▶ THE TASK: Retype all the entries word for word, but omit the pictures.

[start DATA TO USE]

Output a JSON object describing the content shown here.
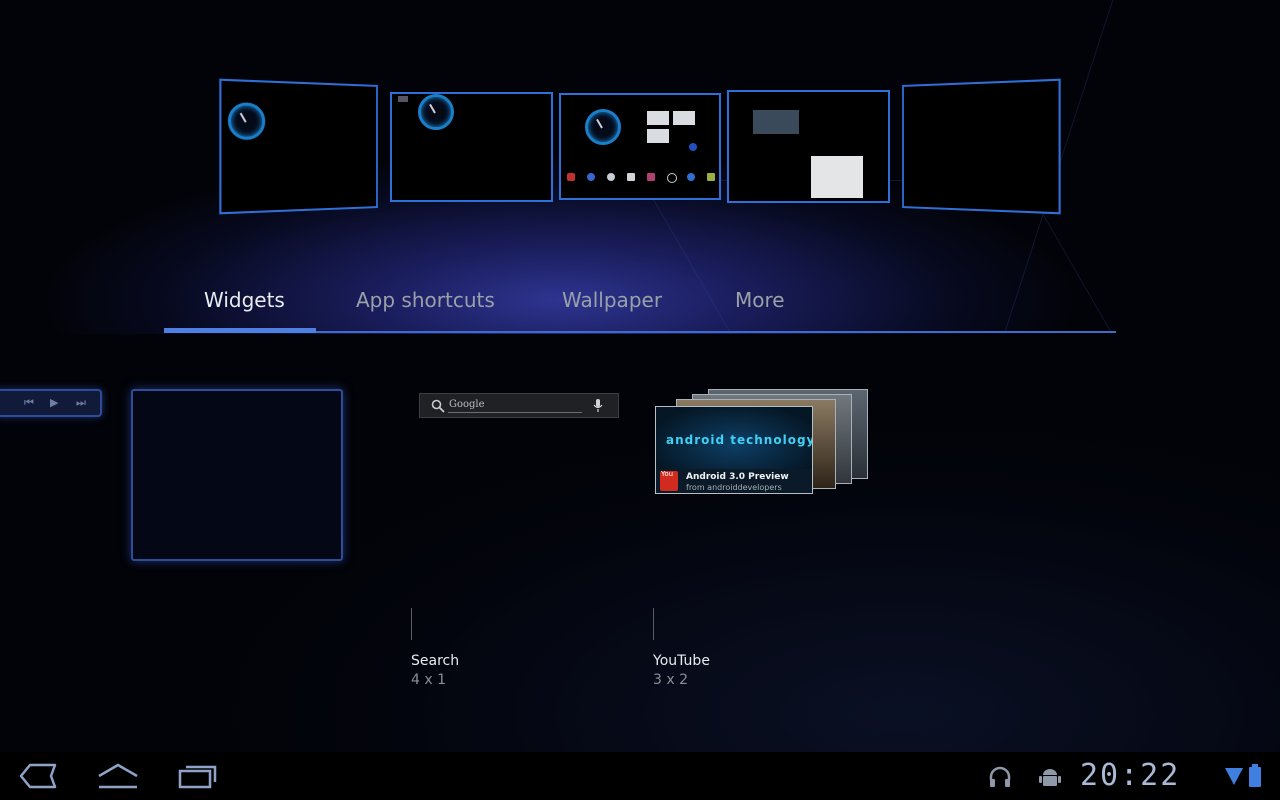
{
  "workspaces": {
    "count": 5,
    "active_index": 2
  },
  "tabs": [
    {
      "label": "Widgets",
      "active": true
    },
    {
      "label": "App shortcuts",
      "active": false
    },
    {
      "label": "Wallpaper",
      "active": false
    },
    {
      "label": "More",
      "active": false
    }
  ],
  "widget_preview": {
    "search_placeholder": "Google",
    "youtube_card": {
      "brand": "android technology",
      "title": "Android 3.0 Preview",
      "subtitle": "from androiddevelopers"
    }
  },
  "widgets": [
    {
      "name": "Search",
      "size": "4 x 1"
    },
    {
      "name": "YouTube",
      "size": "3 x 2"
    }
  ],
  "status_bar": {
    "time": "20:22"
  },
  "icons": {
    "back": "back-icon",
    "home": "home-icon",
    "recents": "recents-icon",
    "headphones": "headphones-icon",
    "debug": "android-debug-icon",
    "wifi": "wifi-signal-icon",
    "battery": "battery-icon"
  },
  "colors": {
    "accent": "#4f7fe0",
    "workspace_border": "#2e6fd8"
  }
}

[end DATA TO USE]

▶ WRITTEN SOLUTION:
Output a JSON object describing the content shown here.
{
  "workspaces": {
    "count": 5,
    "active_index": 2
  },
  "tabs": [
    {
      "label": "Widgets",
      "active": true
    },
    {
      "label": "App shortcuts",
      "active": false
    },
    {
      "label": "Wallpaper",
      "active": false
    },
    {
      "label": "More",
      "active": false
    }
  ],
  "widget_preview": {
    "search_placeholder": "Google",
    "youtube_card": {
      "brand": "android technology",
      "title": "Android 3.0 Preview",
      "subtitle": "from androiddevelopers"
    }
  },
  "widgets": [
    {
      "name": "Search",
      "size": "4 x 1"
    },
    {
      "name": "YouTube",
      "size": "3 x 2"
    }
  ],
  "status_bar": {
    "time": "20:22"
  },
  "icons": {
    "back": "back-icon",
    "home": "home-icon",
    "recents": "recents-icon",
    "headphones": "headphones-icon",
    "debug": "android-debug-icon",
    "wifi": "wifi-signal-icon",
    "battery": "battery-icon"
  },
  "colors": {
    "accent": "#4f7fe0",
    "workspace_border": "#2e6fd8"
  }
}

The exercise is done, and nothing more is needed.